▶ **Problem details**: Lift every line from the entries that includes the word "Ewan".

▶ **Listing**:
— begin —

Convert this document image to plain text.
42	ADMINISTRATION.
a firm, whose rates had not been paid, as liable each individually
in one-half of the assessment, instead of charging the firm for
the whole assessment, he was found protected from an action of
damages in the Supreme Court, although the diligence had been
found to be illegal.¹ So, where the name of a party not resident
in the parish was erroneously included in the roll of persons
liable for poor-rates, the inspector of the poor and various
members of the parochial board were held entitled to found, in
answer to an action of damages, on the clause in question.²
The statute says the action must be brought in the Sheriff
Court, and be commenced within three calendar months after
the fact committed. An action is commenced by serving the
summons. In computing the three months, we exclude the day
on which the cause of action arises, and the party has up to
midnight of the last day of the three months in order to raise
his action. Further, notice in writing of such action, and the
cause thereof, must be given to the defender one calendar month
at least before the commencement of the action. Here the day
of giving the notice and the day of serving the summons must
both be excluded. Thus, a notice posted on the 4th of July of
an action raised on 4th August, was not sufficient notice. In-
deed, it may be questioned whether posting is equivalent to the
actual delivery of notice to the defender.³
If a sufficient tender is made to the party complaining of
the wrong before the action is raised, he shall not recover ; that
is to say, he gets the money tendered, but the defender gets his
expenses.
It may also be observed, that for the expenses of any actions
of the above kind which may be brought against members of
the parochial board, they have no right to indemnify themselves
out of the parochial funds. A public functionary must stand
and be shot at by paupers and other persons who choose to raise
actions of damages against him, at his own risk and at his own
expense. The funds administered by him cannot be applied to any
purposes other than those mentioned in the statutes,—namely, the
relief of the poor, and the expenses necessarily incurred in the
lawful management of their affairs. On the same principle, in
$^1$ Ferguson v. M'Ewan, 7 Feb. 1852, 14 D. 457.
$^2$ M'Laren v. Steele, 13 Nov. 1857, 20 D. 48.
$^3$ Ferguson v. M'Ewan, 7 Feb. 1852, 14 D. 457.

— end —

▶ **Right answer**:
$^1$ Ferguson v. M'Ewan, 7 Feb. 1852, 14 D. 457.
$^3$ Ferguson v. M'Ewan, 7 Feb. 1852, 14 D. 457.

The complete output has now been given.